STATED TASK — Copy out all of the data below with no alterations.

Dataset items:
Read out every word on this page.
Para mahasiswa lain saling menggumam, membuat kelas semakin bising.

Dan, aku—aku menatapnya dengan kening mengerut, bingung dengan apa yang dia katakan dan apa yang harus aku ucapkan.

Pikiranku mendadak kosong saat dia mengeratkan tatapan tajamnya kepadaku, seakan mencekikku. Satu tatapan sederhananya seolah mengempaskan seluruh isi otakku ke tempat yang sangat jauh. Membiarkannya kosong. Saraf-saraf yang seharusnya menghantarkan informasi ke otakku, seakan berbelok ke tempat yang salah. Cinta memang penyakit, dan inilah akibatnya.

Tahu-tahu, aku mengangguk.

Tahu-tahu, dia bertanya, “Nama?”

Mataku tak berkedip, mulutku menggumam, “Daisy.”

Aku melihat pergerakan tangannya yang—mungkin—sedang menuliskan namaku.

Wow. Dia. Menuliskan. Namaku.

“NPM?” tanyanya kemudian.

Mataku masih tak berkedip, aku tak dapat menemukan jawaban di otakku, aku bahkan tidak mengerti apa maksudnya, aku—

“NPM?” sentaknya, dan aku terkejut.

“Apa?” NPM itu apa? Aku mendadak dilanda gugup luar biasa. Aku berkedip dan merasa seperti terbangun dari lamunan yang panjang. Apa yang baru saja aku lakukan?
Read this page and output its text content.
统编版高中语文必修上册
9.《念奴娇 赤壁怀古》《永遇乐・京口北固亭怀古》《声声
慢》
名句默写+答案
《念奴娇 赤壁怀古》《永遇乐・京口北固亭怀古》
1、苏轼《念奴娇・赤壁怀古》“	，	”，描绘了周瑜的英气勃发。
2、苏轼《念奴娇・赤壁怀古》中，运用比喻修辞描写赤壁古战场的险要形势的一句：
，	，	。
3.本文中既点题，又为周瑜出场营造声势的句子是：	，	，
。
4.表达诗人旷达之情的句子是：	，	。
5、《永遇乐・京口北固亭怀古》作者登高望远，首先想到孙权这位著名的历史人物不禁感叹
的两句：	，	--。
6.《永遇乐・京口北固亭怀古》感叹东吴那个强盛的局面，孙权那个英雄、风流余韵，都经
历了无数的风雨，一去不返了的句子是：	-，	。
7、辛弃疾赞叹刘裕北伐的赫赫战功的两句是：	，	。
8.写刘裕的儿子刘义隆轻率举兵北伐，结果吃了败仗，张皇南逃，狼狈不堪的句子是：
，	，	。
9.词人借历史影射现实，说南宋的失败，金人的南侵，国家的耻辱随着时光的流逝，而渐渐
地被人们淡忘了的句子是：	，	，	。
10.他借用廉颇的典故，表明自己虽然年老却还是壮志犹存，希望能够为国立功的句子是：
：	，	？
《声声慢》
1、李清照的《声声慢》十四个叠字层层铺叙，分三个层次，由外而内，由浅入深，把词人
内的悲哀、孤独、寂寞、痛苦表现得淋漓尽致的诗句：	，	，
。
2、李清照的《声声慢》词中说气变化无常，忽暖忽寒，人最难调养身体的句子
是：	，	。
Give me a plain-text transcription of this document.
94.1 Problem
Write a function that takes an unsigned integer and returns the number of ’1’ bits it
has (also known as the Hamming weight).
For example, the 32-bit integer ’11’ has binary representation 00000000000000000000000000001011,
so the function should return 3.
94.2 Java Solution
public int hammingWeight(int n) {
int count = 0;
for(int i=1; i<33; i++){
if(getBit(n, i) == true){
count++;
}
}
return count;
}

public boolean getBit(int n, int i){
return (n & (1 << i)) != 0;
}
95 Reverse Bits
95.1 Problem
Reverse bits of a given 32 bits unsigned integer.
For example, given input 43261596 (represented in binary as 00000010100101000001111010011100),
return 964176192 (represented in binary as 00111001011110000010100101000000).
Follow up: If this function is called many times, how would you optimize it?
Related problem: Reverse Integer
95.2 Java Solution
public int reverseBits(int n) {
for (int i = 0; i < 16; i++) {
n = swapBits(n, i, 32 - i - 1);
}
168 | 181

EXERCISE RESPONSE —
Read out every word on this page.
Para mahasiswa lain saling menggumam, membuat kelas semakin bising.

Dan, aku—aku menatapnya dengan kening mengerut, bingung dengan apa yang dia katakan dan apa yang harus aku ucapkan.

Pikiranku mendadak kosong saat dia mengeratkan tatapan tajamnya kepadaku, seakan mencekikku. Satu tatapan sederhananya seolah mengempaskan seluruh isi otakku ke tempat yang sangat jauh. Membiarkannya kosong. Saraf-saraf yang seharusnya menghantarkan informasi ke otakku, seakan berbelok ke tempat yang salah. Cinta memang penyakit, dan inilah akibatnya.

Tahu-tahu, aku mengangguk.

Tahu-tahu, dia bertanya, “Nama?”

Mataku tak berkedip, mulutku menggumam, “Daisy.”

Aku melihat pergerakan tangannya yang—mungkin—sedang menuliskan namaku.

Wow. Dia. Menuliskan. Namaku.

“NPM?” tanyanya kemudian.

Mataku masih tak berkedip, aku tak dapat menemukan jawaban di otakku, aku bahkan tidak mengerti apa maksudnya, aku—

“NPM?” sentaknya, dan aku terkejut.

“Apa?” NPM itu apa? Aku mendadak dilanda gugup luar biasa. Aku berkedip dan merasa seperti terbangun dari lamunan yang panjang. Apa yang baru saja aku lakukan?
Read this page and output its text content.
统编版高中语文必修上册
9.《念奴娇 赤壁怀古》《永遇乐・京口北固亭怀古》《声声
慢》
名句默写+答案
《念奴娇 赤壁怀古》《永遇乐・京口北固亭怀古》
1、苏轼《念奴娇・赤壁怀古》“	，	”，描绘了周瑜的英气勃发。
2、苏轼《念奴娇・赤壁怀古》中，运用比喻修辞描写赤壁古战场的险要形势的一句：
，	，	。
3.本文中既点题，又为周瑜出场营造声势的句子是：	，	，
。
4.表达诗人旷达之情的句子是：	，	。
5、《永遇乐・京口北固亭怀古》作者登高望远，首先想到孙权这位著名的历史人物不禁感叹
的两句：	，	--。
6.《永遇乐・京口北固亭怀古》感叹东吴那个强盛的局面，孙权那个英雄、风流余韵，都经
历了无数的风雨，一去不返了的句子是：	-，	。
7、辛弃疾赞叹刘裕北伐的赫赫战功的两句是：	，	。
8.写刘裕的儿子刘义隆轻率举兵北伐，结果吃了败仗，张皇南逃，狼狈不堪的句子是：
，	，	。
9.词人借历史影射现实，说南宋的失败，金人的南侵，国家的耻辱随着时光的流逝，而渐渐
地被人们淡忘了的句子是：	，	，	。
10.他借用廉颇的典故，表明自己虽然年老却还是壮志犹存，希望能够为国立功的句子是：
：	，	？
《声声慢》
1、李清照的《声声慢》十四个叠字层层铺叙，分三个层次，由外而内，由浅入深，把词人
内的悲哀、孤独、寂寞、痛苦表现得淋漓尽致的诗句：	，	，
。
2、李清照的《声声慢》词中说气变化无常，忽暖忽寒，人最难调养身体的句子
是：	，	。
Give me a plain-text transcription of this document.
94.1 Problem
Write a function that takes an unsigned integer and returns the number of ’1’ bits it
has (also known as the Hamming weight).
For example, the 32-bit integer ’11’ has binary representation 00000000000000000000000000001011,
so the function should return 3.
94.2 Java Solution
public int hammingWeight(int n) {
int count = 0;
for(int i=1; i<33; i++){
if(getBit(n, i) == true){
count++;
}
}
return count;
}

public boolean getBit(int n, int i){
return (n & (1 << i)) != 0;
}
95 Reverse Bits
95.1 Problem
Reverse bits of a given 32 bits unsigned integer.
For example, given input 43261596 (represented in binary as 00000010100101000001111010011100),
return 964176192 (represented in binary as 00111001011110000010100101000000).
Follow up: If this function is called many times, how would you optimize it?
Related problem: Reverse Integer
95.2 Java Solution
public int reverseBits(int n) {
for (int i = 0; i < 16; i++) {
n = swapBits(n, i, 32 - i - 1);
}
168 | 181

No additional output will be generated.